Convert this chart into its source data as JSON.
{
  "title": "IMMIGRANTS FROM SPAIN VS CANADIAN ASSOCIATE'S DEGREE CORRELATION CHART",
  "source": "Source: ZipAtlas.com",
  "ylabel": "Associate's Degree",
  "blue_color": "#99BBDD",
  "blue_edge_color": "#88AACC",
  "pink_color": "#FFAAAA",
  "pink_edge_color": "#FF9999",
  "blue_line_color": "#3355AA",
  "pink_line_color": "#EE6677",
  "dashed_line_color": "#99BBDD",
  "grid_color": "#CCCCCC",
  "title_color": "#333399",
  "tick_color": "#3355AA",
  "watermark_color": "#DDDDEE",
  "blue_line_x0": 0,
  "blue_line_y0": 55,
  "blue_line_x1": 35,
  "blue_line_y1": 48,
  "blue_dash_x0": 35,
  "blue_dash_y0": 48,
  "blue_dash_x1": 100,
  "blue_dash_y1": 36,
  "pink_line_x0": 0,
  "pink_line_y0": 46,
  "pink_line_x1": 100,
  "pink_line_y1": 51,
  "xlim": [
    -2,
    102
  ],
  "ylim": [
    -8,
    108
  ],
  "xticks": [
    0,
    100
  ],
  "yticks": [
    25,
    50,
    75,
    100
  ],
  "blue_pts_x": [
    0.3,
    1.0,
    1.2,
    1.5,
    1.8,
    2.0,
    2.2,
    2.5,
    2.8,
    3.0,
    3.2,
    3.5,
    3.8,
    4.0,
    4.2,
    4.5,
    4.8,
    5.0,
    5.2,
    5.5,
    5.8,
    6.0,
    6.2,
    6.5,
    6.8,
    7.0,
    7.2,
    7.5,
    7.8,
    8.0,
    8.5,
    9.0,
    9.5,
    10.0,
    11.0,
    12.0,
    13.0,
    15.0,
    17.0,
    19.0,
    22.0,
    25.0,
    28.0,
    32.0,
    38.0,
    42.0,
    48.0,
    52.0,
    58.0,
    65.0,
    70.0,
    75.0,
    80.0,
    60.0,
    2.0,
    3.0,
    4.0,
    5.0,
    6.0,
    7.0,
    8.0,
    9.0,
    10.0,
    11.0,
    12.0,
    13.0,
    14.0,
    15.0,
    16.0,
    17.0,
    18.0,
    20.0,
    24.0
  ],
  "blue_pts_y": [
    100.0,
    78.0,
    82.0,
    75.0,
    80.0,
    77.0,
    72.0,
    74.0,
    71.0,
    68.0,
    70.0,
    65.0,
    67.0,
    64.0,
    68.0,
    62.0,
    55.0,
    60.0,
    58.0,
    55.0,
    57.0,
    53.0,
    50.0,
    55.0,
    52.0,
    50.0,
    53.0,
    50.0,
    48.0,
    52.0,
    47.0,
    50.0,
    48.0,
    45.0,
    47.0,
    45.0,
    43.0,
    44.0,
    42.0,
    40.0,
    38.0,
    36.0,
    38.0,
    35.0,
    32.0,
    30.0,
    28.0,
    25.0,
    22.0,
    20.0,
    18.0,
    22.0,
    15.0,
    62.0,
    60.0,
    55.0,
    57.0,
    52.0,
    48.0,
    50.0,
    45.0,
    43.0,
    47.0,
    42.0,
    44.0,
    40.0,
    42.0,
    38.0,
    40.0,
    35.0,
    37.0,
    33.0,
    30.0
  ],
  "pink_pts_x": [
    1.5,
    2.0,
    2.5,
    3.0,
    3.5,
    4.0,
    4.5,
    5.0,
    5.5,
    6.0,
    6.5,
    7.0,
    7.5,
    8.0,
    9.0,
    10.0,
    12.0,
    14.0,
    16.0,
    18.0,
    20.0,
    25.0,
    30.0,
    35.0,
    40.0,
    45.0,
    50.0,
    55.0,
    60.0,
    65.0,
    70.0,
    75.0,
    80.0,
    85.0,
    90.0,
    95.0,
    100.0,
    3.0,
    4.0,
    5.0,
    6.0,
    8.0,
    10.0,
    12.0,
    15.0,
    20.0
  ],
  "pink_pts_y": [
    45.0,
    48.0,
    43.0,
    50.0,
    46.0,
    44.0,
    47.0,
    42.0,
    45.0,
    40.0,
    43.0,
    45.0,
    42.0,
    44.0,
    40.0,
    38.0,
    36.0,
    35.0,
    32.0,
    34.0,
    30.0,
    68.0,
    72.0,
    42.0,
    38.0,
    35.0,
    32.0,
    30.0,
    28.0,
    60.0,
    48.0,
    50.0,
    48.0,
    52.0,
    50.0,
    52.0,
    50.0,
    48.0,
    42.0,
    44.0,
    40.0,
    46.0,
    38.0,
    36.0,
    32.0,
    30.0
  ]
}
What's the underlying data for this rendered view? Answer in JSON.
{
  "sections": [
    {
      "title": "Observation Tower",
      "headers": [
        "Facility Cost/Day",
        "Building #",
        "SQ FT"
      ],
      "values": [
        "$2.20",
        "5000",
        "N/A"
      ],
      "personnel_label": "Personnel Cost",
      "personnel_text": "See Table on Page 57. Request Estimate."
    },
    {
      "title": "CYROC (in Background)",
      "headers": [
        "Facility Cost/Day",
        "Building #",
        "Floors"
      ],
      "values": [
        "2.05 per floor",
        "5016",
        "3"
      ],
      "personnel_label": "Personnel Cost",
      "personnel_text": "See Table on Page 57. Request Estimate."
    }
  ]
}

☆ ☆ ☆ ☆

Goal | Filter the entries down to the lines containing "data". Copy each of those lines.

Solution for this exercise |
Convert this chart into its source data as JSON.
What's the underlying data for this rendered view? Answer in JSON.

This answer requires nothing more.